» YOUR TASK
Pick out each line containing the string "essere" and copy it.

» RECORDS
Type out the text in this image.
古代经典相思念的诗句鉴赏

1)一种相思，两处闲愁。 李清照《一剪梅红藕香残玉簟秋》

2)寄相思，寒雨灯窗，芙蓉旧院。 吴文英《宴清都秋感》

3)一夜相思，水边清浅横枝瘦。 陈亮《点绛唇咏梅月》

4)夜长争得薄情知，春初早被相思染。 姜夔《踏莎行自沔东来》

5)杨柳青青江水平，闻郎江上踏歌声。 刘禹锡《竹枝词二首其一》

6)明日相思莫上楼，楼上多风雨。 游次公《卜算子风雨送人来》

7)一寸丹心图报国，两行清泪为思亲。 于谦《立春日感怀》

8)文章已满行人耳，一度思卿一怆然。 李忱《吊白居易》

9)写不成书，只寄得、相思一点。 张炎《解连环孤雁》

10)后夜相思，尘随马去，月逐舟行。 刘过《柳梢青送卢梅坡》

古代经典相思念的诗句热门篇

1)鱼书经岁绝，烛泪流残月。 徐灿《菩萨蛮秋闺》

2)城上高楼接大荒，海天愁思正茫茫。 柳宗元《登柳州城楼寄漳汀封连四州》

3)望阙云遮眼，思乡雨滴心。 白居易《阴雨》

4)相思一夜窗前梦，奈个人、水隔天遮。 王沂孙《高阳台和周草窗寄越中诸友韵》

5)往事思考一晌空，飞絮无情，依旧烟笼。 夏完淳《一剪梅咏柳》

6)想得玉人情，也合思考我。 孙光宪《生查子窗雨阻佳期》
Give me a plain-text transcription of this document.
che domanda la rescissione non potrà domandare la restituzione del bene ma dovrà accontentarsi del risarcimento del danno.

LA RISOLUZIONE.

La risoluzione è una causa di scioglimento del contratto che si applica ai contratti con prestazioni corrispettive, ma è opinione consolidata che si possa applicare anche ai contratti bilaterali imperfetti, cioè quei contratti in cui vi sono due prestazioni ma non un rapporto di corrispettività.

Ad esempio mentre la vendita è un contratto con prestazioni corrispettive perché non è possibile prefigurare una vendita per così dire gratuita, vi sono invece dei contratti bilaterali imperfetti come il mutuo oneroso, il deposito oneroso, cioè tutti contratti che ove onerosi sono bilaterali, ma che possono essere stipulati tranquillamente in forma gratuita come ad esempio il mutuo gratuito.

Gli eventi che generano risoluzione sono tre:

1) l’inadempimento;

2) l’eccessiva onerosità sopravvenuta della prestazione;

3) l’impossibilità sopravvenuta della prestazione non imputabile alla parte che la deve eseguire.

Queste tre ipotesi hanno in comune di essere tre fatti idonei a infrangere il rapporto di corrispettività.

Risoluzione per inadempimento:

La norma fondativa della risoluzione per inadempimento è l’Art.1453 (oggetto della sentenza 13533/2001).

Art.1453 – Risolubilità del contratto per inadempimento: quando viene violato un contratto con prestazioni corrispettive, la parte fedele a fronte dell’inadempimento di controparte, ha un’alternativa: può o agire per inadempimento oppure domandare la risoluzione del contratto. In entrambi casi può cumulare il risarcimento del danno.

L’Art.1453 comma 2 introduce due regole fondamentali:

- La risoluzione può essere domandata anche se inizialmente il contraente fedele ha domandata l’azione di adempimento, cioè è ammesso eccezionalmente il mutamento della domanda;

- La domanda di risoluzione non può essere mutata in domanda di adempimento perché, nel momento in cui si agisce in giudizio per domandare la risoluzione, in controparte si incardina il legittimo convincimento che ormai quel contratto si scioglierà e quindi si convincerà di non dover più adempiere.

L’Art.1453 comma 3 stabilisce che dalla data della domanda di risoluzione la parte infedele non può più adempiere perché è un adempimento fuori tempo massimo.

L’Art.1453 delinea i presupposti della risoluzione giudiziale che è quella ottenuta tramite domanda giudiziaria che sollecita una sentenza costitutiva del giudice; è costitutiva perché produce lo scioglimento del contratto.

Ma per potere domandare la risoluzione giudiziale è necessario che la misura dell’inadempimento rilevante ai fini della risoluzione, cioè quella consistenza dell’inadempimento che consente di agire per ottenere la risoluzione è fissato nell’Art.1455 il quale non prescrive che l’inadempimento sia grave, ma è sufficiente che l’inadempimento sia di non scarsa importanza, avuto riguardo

» COMPLETE RESPONSE
Ad esempio mentre la vendita è un contratto con prestazioni corrispettive perché non è possibile prefigurare una vendita per così dire gratuita, vi sono invece dei contratti bilaterali imperfetti come il mutuo oneroso, il deposito oneroso, cioè tutti contratti che ove onerosi sono bilaterali, ma che possono essere stipulati tranquillamente in forma gratuita come ad esempio il mutuo gratuito.
Queste tre ipotesi hanno in comune di essere tre fatti idonei a infrangere il rapporto di corrispettività.
- La risoluzione può essere domandata anche se inizialmente il contraente fedele ha domandata l’azione di adempimento, cioè è ammesso eccezionalmente il mutamento della domanda;
- La domanda di risoluzione non può essere mutata in domanda di adempimento perché, nel momento in cui si agisce in giudizio per domandare la risoluzione, in controparte si incardina il legittimo convincimento che ormai quel contratto si scioglierà e quindi si convincerà di non dover più adempiere.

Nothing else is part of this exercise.